# MATERIAL PROVIDED:
____

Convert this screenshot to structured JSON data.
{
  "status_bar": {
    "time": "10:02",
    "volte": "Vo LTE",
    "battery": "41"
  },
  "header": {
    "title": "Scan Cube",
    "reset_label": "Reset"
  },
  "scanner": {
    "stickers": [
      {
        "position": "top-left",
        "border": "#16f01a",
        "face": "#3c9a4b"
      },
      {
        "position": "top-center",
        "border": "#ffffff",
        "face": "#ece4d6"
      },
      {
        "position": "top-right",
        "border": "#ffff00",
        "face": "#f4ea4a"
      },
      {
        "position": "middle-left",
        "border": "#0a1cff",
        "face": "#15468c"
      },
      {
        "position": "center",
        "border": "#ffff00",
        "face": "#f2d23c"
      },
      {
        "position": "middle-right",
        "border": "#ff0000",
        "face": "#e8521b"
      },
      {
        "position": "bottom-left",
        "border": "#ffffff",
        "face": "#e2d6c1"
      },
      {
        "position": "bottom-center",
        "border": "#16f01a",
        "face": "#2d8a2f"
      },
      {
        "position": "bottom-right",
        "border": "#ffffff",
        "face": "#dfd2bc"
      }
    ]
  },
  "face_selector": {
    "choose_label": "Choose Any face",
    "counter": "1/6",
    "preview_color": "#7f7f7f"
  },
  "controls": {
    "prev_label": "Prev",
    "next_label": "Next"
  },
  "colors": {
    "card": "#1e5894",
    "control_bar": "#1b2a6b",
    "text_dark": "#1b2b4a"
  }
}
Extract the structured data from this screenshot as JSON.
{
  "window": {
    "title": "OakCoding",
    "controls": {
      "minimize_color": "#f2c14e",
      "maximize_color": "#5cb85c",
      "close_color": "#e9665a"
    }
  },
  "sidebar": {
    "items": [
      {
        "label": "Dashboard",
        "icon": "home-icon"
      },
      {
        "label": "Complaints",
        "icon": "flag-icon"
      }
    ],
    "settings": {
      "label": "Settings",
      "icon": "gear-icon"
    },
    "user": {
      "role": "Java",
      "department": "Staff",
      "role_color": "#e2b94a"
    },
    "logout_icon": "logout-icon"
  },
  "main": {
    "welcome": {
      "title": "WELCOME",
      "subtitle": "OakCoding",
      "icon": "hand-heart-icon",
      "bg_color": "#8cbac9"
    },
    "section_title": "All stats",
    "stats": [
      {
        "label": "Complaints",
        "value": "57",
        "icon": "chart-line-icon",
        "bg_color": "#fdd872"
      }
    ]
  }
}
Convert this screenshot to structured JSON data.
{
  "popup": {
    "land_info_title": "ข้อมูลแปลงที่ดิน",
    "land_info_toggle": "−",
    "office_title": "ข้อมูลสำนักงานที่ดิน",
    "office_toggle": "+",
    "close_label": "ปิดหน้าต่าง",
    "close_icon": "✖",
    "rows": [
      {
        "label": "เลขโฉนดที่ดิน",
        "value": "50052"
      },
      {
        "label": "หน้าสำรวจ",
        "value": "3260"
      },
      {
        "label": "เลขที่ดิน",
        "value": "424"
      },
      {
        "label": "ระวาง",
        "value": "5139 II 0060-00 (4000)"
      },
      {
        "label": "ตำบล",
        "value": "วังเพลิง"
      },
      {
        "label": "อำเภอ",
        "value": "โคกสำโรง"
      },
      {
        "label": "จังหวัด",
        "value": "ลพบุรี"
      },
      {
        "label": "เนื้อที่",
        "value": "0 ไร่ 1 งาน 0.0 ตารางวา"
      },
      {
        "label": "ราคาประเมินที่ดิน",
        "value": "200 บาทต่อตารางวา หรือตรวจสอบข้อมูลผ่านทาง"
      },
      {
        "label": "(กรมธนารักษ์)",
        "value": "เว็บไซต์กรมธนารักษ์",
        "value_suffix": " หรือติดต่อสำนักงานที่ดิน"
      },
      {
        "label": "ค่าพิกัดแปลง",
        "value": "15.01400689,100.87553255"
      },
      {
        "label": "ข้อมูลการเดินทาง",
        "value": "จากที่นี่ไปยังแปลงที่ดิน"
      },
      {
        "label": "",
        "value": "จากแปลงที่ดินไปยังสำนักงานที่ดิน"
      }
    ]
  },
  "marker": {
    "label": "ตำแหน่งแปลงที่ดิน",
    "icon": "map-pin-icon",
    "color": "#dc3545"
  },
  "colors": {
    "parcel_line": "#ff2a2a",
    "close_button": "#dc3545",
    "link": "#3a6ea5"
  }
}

____

# PROBLEM TO WORK ON:
From the entries above, copy every line where the word "bottom" shows up.

# PROBLEM SOLUTION:
        "position": "bottom-left",
        "position": "bottom-center",
        "position": "bottom-right",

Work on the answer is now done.